- _Task to carry out_: How many lines hold the string "this"? Reply with the number alone.

[Collected data entries]
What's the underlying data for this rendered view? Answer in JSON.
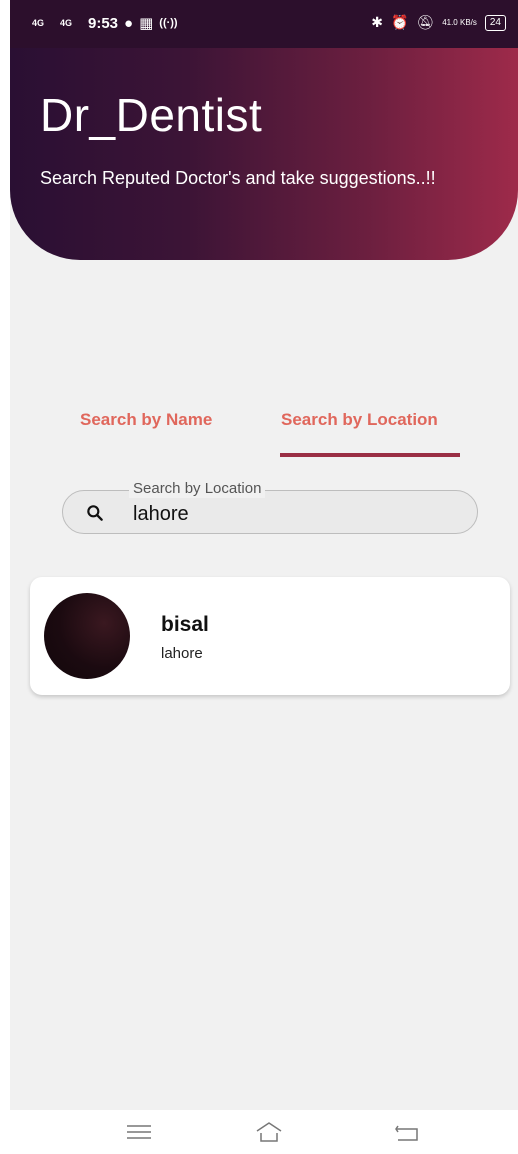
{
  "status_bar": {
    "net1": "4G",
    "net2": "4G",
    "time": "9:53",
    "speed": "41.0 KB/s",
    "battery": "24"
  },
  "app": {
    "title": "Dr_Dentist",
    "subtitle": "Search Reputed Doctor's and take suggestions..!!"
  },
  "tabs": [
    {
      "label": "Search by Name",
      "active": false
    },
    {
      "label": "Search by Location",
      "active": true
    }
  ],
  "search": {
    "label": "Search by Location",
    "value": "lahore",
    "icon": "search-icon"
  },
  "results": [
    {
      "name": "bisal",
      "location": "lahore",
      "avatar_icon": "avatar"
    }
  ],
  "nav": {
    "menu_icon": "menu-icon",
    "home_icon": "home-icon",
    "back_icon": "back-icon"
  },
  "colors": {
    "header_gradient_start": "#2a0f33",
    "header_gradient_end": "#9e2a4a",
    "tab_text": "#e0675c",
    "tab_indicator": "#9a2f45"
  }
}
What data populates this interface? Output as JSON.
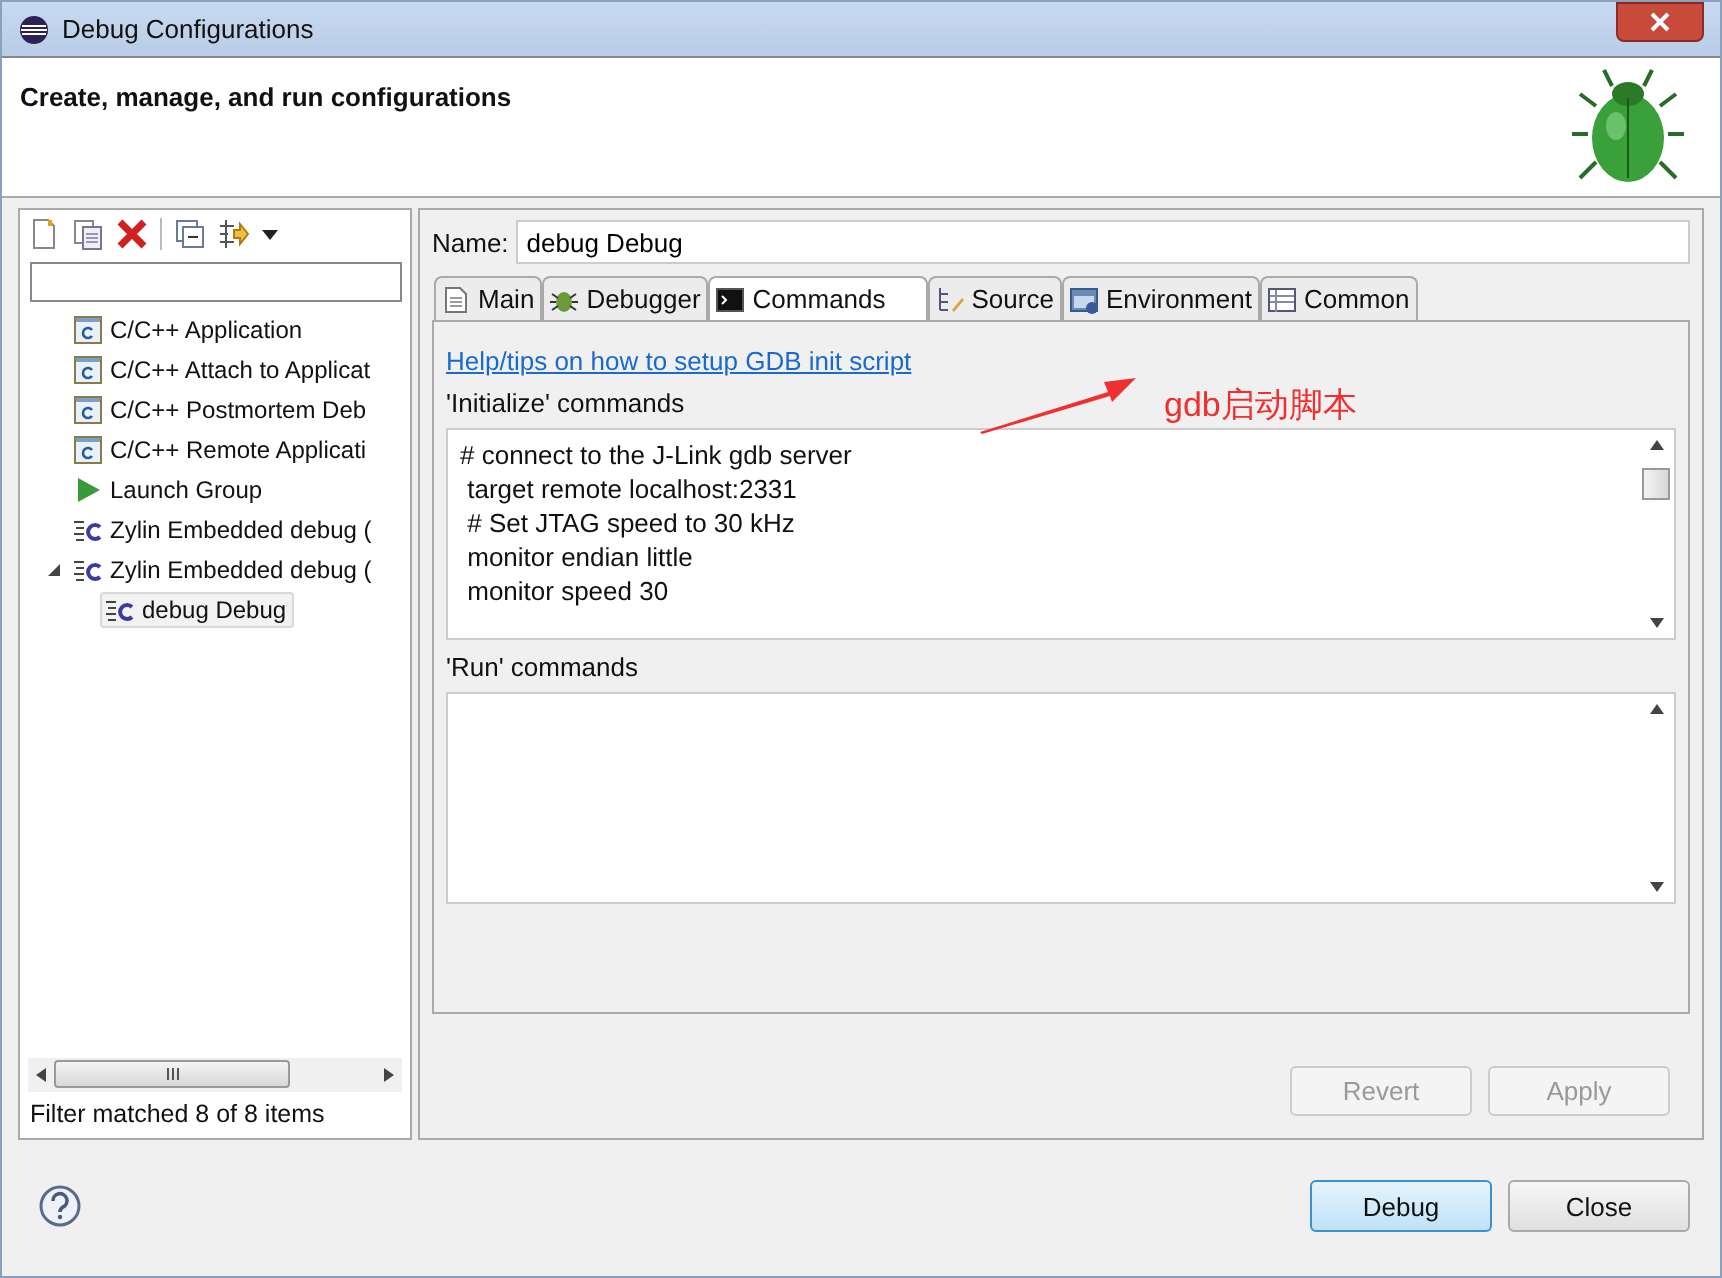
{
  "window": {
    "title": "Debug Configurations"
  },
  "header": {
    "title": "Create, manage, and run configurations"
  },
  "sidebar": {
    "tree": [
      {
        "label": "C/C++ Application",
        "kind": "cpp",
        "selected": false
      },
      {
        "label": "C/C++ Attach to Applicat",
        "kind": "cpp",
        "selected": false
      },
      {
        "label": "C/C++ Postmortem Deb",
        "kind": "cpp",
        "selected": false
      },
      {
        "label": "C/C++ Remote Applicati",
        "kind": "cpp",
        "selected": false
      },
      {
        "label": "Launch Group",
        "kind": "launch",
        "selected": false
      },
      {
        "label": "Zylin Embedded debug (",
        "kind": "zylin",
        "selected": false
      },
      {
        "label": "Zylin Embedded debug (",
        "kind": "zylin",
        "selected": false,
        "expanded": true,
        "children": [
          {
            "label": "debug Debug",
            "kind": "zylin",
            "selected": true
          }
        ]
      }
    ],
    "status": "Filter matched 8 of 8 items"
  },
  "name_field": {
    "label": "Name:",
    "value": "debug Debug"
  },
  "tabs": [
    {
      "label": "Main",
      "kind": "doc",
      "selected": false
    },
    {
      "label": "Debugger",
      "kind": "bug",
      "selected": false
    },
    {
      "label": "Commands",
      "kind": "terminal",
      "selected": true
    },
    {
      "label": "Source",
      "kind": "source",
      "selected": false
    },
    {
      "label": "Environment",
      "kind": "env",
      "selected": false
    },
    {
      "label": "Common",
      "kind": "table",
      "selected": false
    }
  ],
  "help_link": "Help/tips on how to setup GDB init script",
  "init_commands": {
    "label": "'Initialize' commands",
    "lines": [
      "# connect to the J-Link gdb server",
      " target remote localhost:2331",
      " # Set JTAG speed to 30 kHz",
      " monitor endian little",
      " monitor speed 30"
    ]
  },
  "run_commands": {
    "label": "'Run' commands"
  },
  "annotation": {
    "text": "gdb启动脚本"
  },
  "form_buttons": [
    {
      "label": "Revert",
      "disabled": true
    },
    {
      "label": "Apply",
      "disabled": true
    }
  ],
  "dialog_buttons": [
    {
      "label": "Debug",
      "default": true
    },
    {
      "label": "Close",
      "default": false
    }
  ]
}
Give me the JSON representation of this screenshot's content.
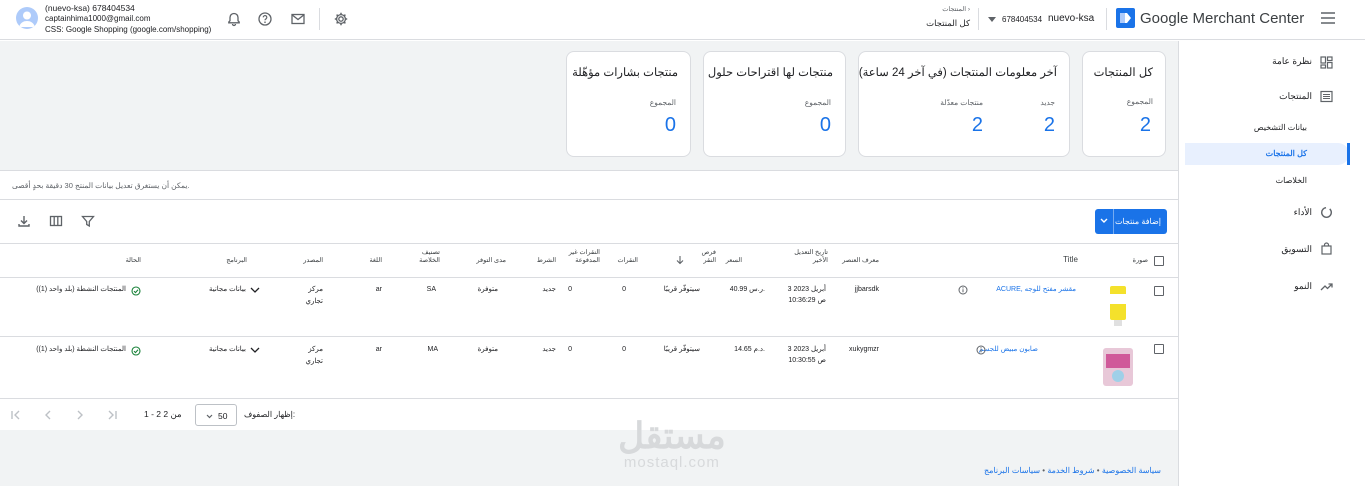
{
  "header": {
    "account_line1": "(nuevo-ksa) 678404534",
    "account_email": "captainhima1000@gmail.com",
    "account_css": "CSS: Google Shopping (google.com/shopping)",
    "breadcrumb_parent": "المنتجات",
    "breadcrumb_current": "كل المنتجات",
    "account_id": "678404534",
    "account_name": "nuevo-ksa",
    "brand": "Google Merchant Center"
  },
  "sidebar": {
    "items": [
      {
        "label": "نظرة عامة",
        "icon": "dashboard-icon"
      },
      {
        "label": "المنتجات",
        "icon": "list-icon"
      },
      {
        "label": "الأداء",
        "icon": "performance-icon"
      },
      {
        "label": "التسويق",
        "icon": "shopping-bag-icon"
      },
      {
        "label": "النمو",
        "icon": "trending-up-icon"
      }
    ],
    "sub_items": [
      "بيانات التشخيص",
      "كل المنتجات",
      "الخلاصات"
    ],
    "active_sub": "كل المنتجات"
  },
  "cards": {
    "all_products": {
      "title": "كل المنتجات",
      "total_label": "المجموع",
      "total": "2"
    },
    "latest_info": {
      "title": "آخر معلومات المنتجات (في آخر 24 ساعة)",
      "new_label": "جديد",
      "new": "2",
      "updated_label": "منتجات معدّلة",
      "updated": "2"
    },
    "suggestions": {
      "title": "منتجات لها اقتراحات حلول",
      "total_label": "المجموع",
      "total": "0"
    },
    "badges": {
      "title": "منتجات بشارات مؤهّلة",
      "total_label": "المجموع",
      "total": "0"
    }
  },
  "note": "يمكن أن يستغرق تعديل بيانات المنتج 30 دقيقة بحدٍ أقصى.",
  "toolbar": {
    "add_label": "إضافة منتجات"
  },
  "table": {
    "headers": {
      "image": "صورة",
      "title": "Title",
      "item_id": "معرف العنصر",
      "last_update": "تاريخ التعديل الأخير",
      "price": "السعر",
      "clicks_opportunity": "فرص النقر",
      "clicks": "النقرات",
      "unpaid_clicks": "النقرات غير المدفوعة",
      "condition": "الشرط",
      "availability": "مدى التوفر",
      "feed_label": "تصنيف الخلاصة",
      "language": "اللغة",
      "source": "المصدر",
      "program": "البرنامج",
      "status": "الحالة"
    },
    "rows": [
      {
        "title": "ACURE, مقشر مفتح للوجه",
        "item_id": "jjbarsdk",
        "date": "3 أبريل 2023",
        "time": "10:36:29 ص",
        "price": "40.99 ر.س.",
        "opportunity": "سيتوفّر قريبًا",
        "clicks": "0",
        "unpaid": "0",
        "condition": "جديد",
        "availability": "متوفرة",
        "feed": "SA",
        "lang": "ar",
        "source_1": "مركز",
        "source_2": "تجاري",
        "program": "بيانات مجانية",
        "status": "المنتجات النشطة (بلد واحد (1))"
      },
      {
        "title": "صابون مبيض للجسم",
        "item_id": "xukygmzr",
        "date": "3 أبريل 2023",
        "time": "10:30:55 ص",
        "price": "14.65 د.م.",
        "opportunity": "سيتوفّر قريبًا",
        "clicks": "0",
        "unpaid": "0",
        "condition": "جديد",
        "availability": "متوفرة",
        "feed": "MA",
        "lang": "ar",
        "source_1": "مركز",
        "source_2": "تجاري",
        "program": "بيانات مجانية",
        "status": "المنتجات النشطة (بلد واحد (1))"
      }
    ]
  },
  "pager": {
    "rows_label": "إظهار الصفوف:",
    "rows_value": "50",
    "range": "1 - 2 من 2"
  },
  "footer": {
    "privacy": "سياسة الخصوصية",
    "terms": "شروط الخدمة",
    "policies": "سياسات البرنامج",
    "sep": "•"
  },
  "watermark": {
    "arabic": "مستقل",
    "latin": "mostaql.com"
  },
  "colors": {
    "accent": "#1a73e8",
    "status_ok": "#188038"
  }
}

- _Correct output_: 3